Stored entries:

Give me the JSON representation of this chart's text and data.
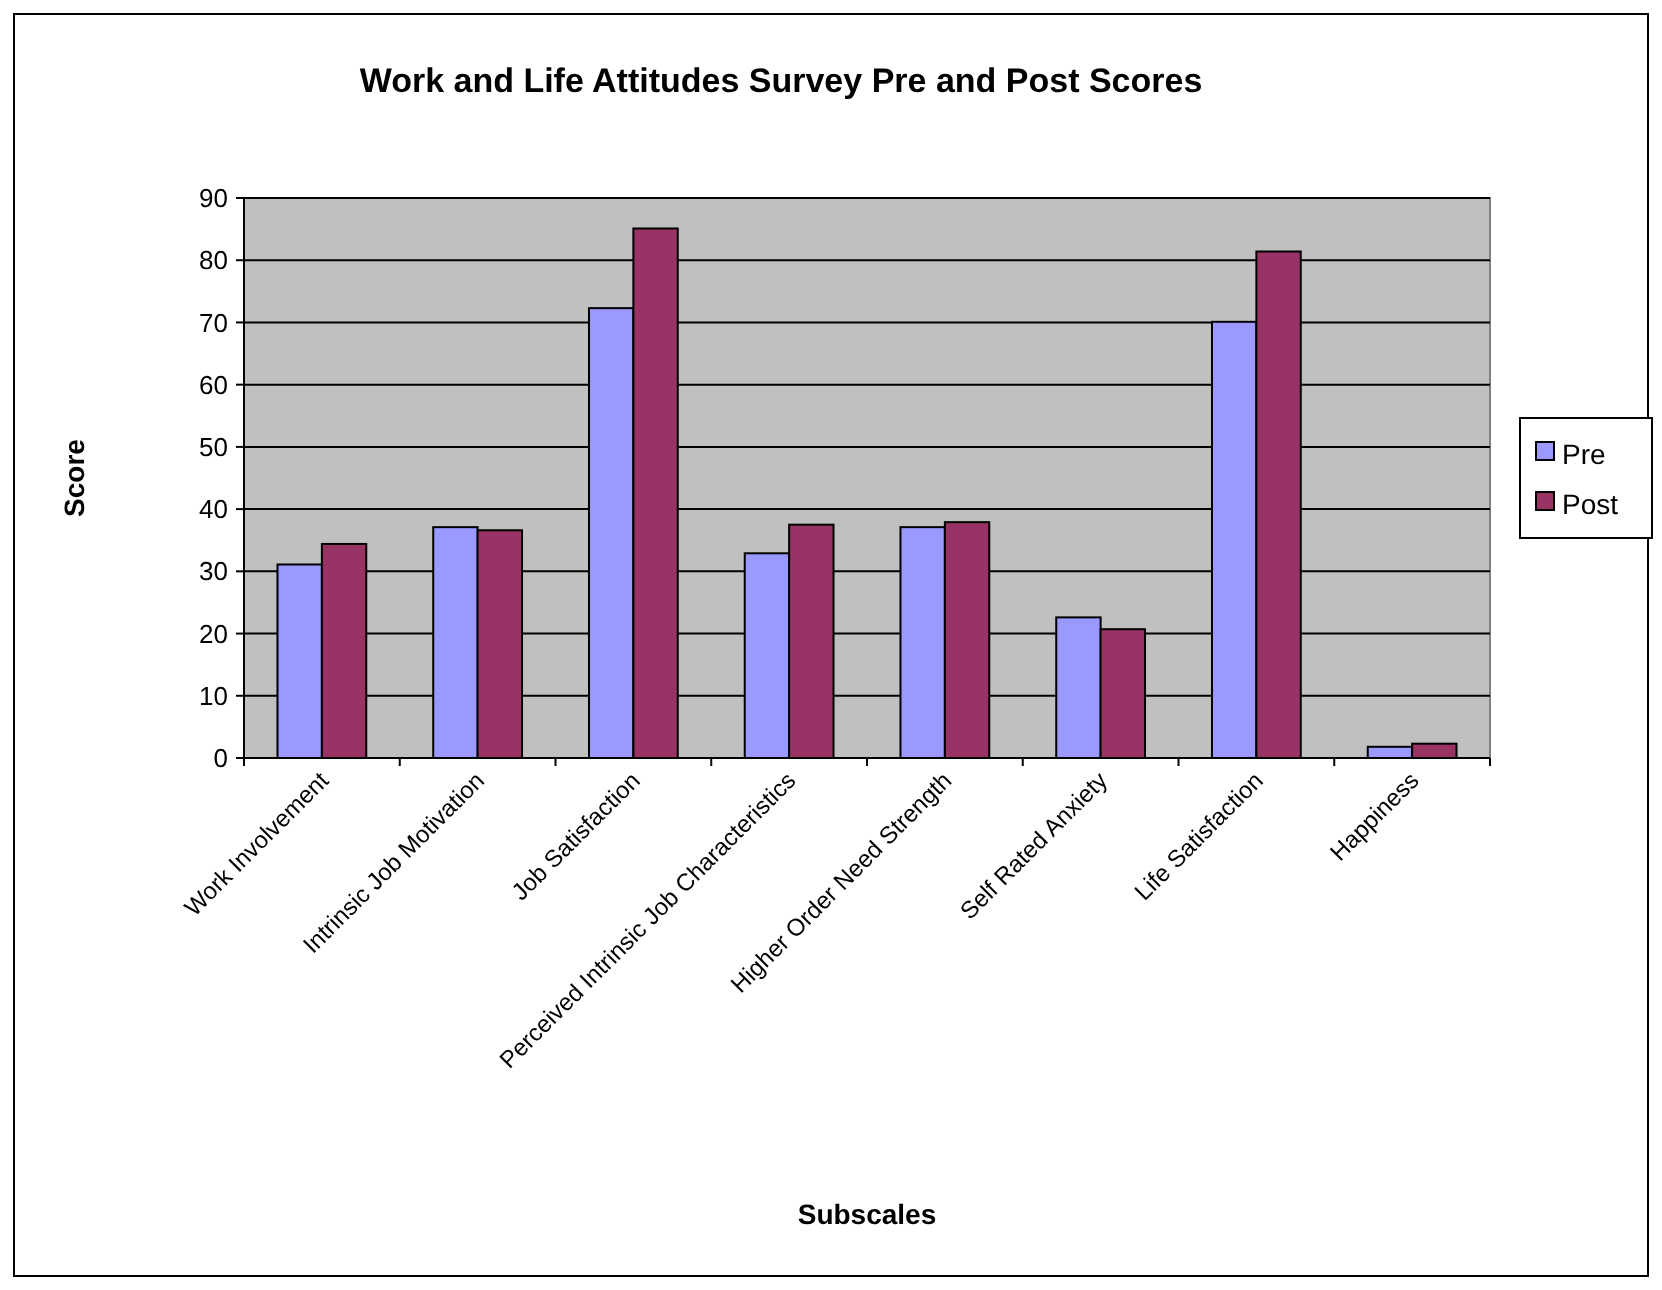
{
  "chart_data": {
    "type": "bar",
    "title": "Work and Life Attitudes Survey Pre and Post Scores",
    "xlabel": "Subscales",
    "ylabel": "Score",
    "categories": [
      "Work Involvement",
      "Intrinsic Job Motivation",
      "Job Satisfaction",
      "Perceived Intrinsic Job Characteristics",
      "Higher Order Need Strength",
      "Self Rated Anxiety",
      "Life Satisfaction",
      "Happiness"
    ],
    "series": [
      {
        "name": "Pre",
        "color": "#9999ff",
        "values": [
          31.1,
          37.1,
          72.3,
          32.9,
          37.1,
          22.6,
          70.1,
          1.8
        ]
      },
      {
        "name": "Post",
        "color": "#993366",
        "values": [
          34.4,
          36.6,
          85.1,
          37.5,
          37.9,
          20.7,
          81.4,
          2.3
        ]
      }
    ],
    "ylim": [
      0,
      90
    ],
    "yticks": [
      0,
      10,
      20,
      30,
      40,
      50,
      60,
      70,
      80,
      90
    ],
    "grid": "y",
    "legend": "right"
  }
}
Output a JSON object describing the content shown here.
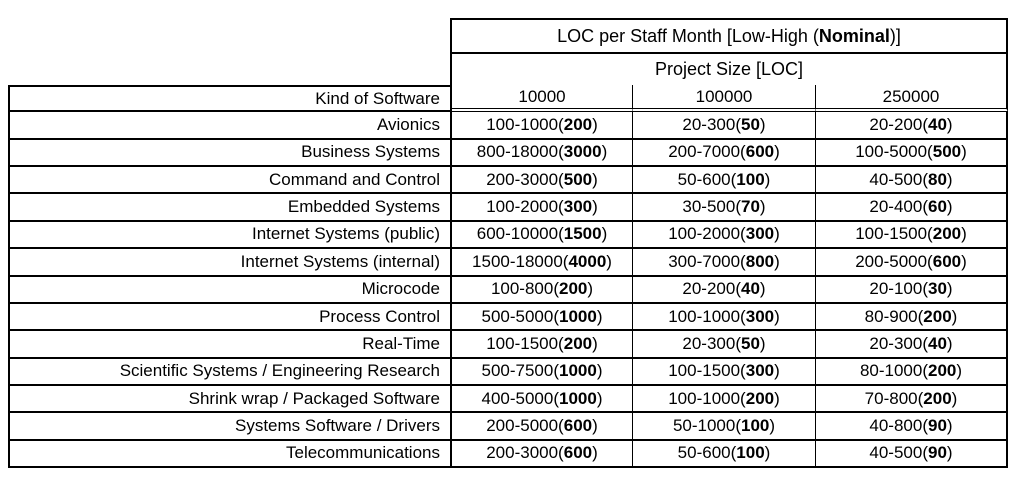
{
  "header": {
    "title": {
      "pre": "LOC per Staff Month [Low-High (",
      "bold": "Nominal",
      "post": ")]"
    },
    "subtitle": "Project Size [LOC]"
  },
  "columns": {
    "kind_label": "Kind of Software",
    "sizes": [
      "10000",
      "100000",
      "250000"
    ]
  },
  "rows": [
    {
      "kind": "Avionics",
      "cells": [
        {
          "low": 100,
          "high": 1000,
          "nominal": 200
        },
        {
          "low": 20,
          "high": 300,
          "nominal": 50
        },
        {
          "low": 20,
          "high": 200,
          "nominal": 40
        }
      ]
    },
    {
      "kind": "Business Systems",
      "cells": [
        {
          "low": 800,
          "high": 18000,
          "nominal": 3000
        },
        {
          "low": 200,
          "high": 7000,
          "nominal": 600
        },
        {
          "low": 100,
          "high": 5000,
          "nominal": 500
        }
      ]
    },
    {
      "kind": "Command and Control",
      "cells": [
        {
          "low": 200,
          "high": 3000,
          "nominal": 500
        },
        {
          "low": 50,
          "high": 600,
          "nominal": 100
        },
        {
          "low": 40,
          "high": 500,
          "nominal": 80
        }
      ]
    },
    {
      "kind": "Embedded Systems",
      "cells": [
        {
          "low": 100,
          "high": 2000,
          "nominal": 300
        },
        {
          "low": 30,
          "high": 500,
          "nominal": 70
        },
        {
          "low": 20,
          "high": 400,
          "nominal": 60
        }
      ]
    },
    {
      "kind": "Internet Systems (public)",
      "cells": [
        {
          "low": 600,
          "high": 10000,
          "nominal": 1500
        },
        {
          "low": 100,
          "high": 2000,
          "nominal": 300
        },
        {
          "low": 100,
          "high": 1500,
          "nominal": 200
        }
      ]
    },
    {
      "kind": "Internet Systems (internal)",
      "cells": [
        {
          "low": 1500,
          "high": 18000,
          "nominal": 4000
        },
        {
          "low": 300,
          "high": 7000,
          "nominal": 800
        },
        {
          "low": 200,
          "high": 5000,
          "nominal": 600
        }
      ]
    },
    {
      "kind": "Microcode",
      "cells": [
        {
          "low": 100,
          "high": 800,
          "nominal": 200
        },
        {
          "low": 20,
          "high": 200,
          "nominal": 40
        },
        {
          "low": 20,
          "high": 100,
          "nominal": 30
        }
      ]
    },
    {
      "kind": "Process Control",
      "cells": [
        {
          "low": 500,
          "high": 5000,
          "nominal": 1000
        },
        {
          "low": 100,
          "high": 1000,
          "nominal": 300
        },
        {
          "low": 80,
          "high": 900,
          "nominal": 200
        }
      ]
    },
    {
      "kind": "Real-Time",
      "cells": [
        {
          "low": 100,
          "high": 1500,
          "nominal": 200
        },
        {
          "low": 20,
          "high": 300,
          "nominal": 50
        },
        {
          "low": 20,
          "high": 300,
          "nominal": 40
        }
      ]
    },
    {
      "kind": "Scientific Systems / Engineering Research",
      "cells": [
        {
          "low": 500,
          "high": 7500,
          "nominal": 1000
        },
        {
          "low": 100,
          "high": 1500,
          "nominal": 300
        },
        {
          "low": 80,
          "high": 1000,
          "nominal": 200
        }
      ]
    },
    {
      "kind": "Shrink wrap / Packaged Software",
      "cells": [
        {
          "low": 400,
          "high": 5000,
          "nominal": 1000
        },
        {
          "low": 100,
          "high": 1000,
          "nominal": 200
        },
        {
          "low": 70,
          "high": 800,
          "nominal": 200
        }
      ]
    },
    {
      "kind": "Systems Software / Drivers",
      "cells": [
        {
          "low": 200,
          "high": 5000,
          "nominal": 600
        },
        {
          "low": 50,
          "high": 1000,
          "nominal": 100
        },
        {
          "low": 40,
          "high": 800,
          "nominal": 90
        }
      ]
    },
    {
      "kind": "Telecommunications",
      "cells": [
        {
          "low": 200,
          "high": 3000,
          "nominal": 600
        },
        {
          "low": 50,
          "high": 600,
          "nominal": 100
        },
        {
          "low": 40,
          "high": 500,
          "nominal": 90
        }
      ]
    }
  ],
  "colors": {
    "border": "#000000",
    "text": "#000000",
    "background": "#ffffff"
  }
}
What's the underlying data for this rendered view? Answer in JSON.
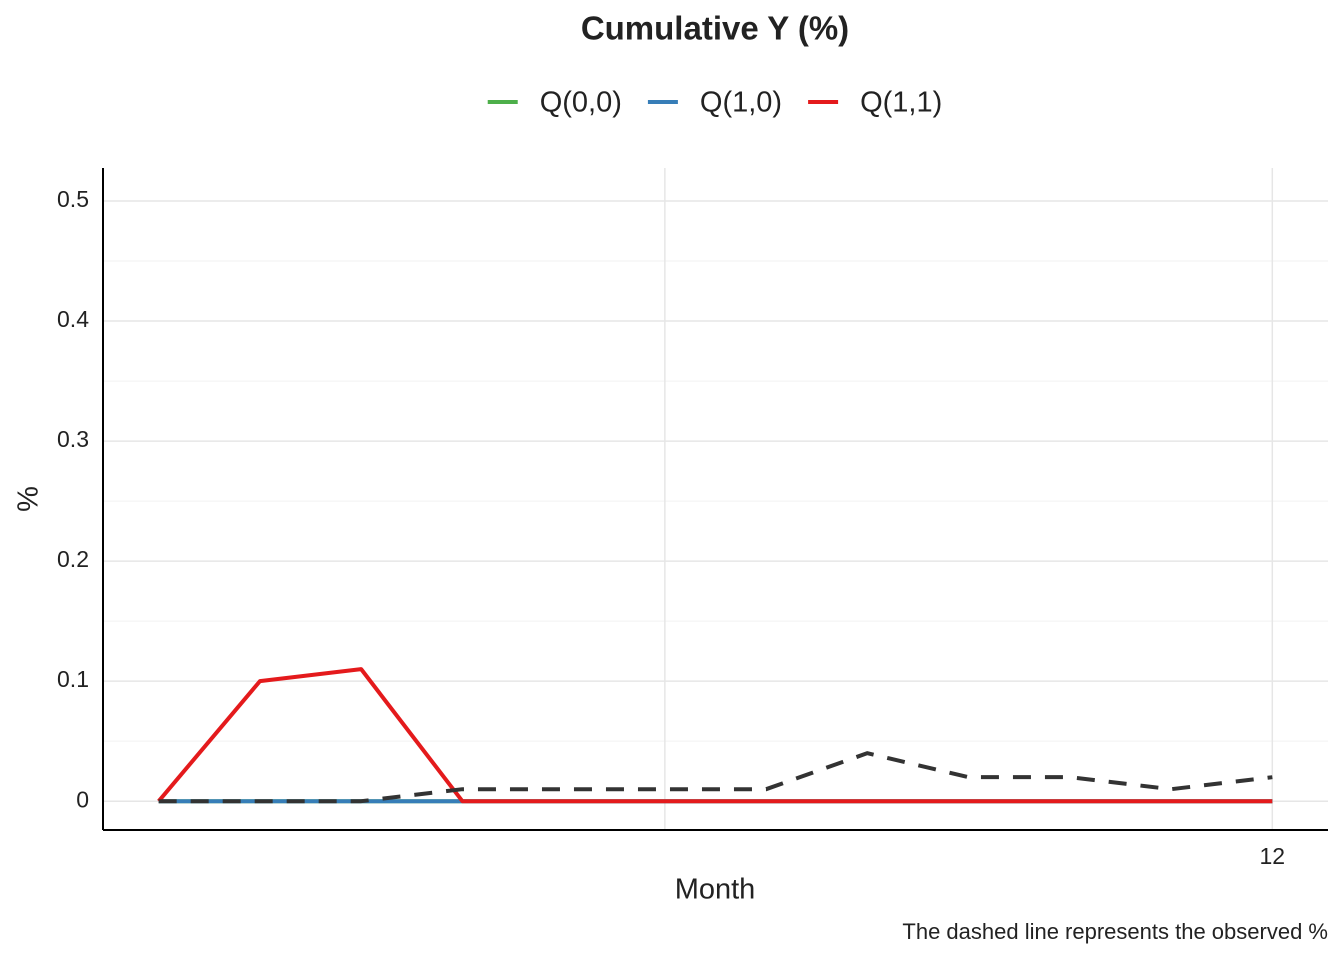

▶ _Instructions for the task_: All of the records need repeating exactly, except for the pictures.

▶ _Full response_:
Give me the JSON representation of this chart's text and data.
{
  "chart_data": {
    "type": "bar",
    "title": "Work and Life Attitudes Survey Pre and Post Scores",
    "xlabel": "Subscales",
    "ylabel": "Score",
    "categories": [
      "Work Involvement",
      "Intrinsic Job Motivation",
      "Job Satisfaction",
      "Perceived Intrinsic Job Characteristics",
      "Higher Order Need Strength",
      "Self Rated Anxiety",
      "Life Satisfaction",
      "Happiness"
    ],
    "series": [
      {
        "name": "Pre",
        "color": "#9999ff",
        "values": [
          31.1,
          37.1,
          72.3,
          32.9,
          37.1,
          22.6,
          70.1,
          1.8
        ]
      },
      {
        "name": "Post",
        "color": "#993366",
        "values": [
          34.4,
          36.6,
          85.1,
          37.5,
          37.9,
          20.7,
          81.4,
          2.3
        ]
      }
    ],
    "ylim": [
      0,
      90
    ],
    "yticks": [
      0,
      10,
      20,
      30,
      40,
      50,
      60,
      70,
      80,
      90
    ],
    "grid": "y",
    "legend": "right"
  }
}
Output a JSON object describing the content shown here.
{
  "header": {
    "title": {
      "pre": "LOC per Staff Month [Low-High (",
      "bold": "Nominal",
      "post": ")]"
    },
    "subtitle": "Project Size [LOC]"
  },
  "columns": {
    "kind_label": "Kind of Software",
    "sizes": [
      "10000",
      "100000",
      "250000"
    ]
  },
  "rows": [
    {
      "kind": "Avionics",
      "cells": [
        {
          "low": 100,
          "high": 1000,
          "nominal": 200
        },
        {
          "low": 20,
          "high": 300,
          "nominal": 50
        },
        {
          "low": 20,
          "high": 200,
          "nominal": 40
        }
      ]
    },
    {
      "kind": "Business Systems",
      "cells": [
        {
          "low": 800,
          "high": 18000,
          "nominal": 3000
        },
        {
          "low": 200,
          "high": 7000,
          "nominal": 600
        },
        {
          "low": 100,
          "high": 5000,
          "nominal": 500
        }
      ]
    },
    {
      "kind": "Command and Control",
      "cells": [
        {
          "low": 200,
          "high": 3000,
          "nominal": 500
        },
        {
          "low": 50,
          "high": 600,
          "nominal": 100
        },
        {
          "low": 40,
          "high": 500,
          "nominal": 80
        }
      ]
    },
    {
      "kind": "Embedded Systems",
      "cells": [
        {
          "low": 100,
          "high": 2000,
          "nominal": 300
        },
        {
          "low": 30,
          "high": 500,
          "nominal": 70
        },
        {
          "low": 20,
          "high": 400,
          "nominal": 60
        }
      ]
    },
    {
      "kind": "Internet Systems (public)",
      "cells": [
        {
          "low": 600,
          "high": 10000,
          "nominal": 1500
        },
        {
          "low": 100,
          "high": 2000,
          "nominal": 300
        },
        {
          "low": 100,
          "high": 1500,
          "nominal": 200
        }
      ]
    },
    {
      "kind": "Internet Systems (internal)",
      "cells": [
        {
          "low": 1500,
          "high": 18000,
          "nominal": 4000
        },
        {
          "low": 300,
          "high": 7000,
          "nominal": 800
        },
        {
          "low": 200,
          "high": 5000,
          "nominal": 600
        }
      ]
    },
    {
      "kind": "Microcode",
      "cells": [
        {
          "low": 100,
          "high": 800,
          "nominal": 200
        },
        {
          "low": 20,
          "high": 200,
          "nominal": 40
        },
        {
          "low": 20,
          "high": 100,
          "nominal": 30
        }
      ]
    },
    {
      "kind": "Process Control",
      "cells": [
        {
          "low": 500,
          "high": 5000,
          "nominal": 1000
        },
        {
          "low": 100,
          "high": 1000,
          "nominal": 300
        },
        {
          "low": 80,
          "high": 900,
          "nominal": 200
        }
      ]
    },
    {
      "kind": "Real-Time",
      "cells": [
        {
          "low": 100,
          "high": 1500,
          "nominal": 200
        },
        {
          "low": 20,
          "high": 300,
          "nominal": 50
        },
        {
          "low": 20,
          "high": 300,
          "nominal": 40
        }
      ]
    },
    {
      "kind": "Scientific Systems / Engineering Research",
      "cells": [
        {
          "low": 500,
          "high": 7500,
          "nominal": 1000
        },
        {
          "low": 100,
          "high": 1500,
          "nominal": 300
        },
        {
          "low": 80,
          "high": 1000,
          "nominal": 200
        }
      ]
    },
    {
      "kind": "Shrink wrap / Packaged Software",
      "cells": [
        {
          "low": 400,
          "high": 5000,
          "nominal": 1000
        },
        {
          "low": 100,
          "high": 1000,
          "nominal": 200
        },
        {
          "low": 70,
          "high": 800,
          "nominal": 200
        }
      ]
    },
    {
      "kind": "Systems Software / Drivers",
      "cells": [
        {
          "low": 200,
          "high": 5000,
          "nominal": 600
        },
        {
          "low": 50,
          "high": 1000,
          "nominal": 100
        },
        {
          "low": 40,
          "high": 800,
          "nominal": 90
        }
      ]
    },
    {
      "kind": "Telecommunications",
      "cells": [
        {
          "low": 200,
          "high": 3000,
          "nominal": 600
        },
        {
          "low": 50,
          "high": 600,
          "nominal": 100
        },
        {
          "low": 40,
          "high": 500,
          "nominal": 90
        }
      ]
    }
  ],
  "colors": {
    "border": "#000000",
    "text": "#000000",
    "background": "#ffffff"
  }
}
What's the underlying data for this rendered view? Answer in JSON.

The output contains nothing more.